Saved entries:
----------
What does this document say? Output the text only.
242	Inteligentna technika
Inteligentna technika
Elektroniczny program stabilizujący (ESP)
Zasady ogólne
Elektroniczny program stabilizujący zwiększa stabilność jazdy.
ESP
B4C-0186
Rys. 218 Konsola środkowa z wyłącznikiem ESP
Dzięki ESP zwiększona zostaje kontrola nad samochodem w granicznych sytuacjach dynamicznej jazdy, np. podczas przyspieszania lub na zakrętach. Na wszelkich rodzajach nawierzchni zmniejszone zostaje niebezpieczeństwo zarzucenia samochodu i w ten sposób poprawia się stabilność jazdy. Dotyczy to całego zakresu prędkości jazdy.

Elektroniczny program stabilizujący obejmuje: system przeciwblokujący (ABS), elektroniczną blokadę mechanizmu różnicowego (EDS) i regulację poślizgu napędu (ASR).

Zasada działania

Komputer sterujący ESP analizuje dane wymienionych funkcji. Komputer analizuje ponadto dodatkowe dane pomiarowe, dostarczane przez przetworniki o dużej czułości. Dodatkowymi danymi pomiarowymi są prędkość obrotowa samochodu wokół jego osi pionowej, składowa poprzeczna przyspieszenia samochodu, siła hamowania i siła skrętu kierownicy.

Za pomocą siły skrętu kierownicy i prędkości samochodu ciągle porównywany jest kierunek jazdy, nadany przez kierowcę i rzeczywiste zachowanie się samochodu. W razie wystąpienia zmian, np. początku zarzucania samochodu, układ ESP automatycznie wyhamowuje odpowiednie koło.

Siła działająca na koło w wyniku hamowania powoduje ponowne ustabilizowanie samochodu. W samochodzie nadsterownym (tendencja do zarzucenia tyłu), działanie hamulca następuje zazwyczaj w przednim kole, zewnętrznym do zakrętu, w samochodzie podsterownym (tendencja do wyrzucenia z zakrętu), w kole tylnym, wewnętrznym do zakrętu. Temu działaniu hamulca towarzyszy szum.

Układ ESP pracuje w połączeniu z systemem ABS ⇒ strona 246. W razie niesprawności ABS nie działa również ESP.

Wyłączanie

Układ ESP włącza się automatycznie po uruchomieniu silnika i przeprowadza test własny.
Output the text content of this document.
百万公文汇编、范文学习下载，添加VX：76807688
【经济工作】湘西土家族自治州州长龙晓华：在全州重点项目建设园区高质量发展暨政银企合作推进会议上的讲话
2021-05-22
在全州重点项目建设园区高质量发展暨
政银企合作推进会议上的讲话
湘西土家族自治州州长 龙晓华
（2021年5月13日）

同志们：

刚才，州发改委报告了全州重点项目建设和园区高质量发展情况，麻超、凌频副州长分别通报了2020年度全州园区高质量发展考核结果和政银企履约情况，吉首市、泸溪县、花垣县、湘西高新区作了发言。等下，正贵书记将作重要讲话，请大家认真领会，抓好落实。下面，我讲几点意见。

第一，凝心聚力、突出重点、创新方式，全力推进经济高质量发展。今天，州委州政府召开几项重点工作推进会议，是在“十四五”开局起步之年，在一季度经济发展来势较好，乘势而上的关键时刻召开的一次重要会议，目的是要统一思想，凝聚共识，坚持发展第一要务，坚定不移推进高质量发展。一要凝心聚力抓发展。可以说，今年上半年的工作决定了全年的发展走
----------
WRITTEN PROBLEM => Tell how many lines contain the word "Output", using only the number.

RESPONSE TO THE TASK => 2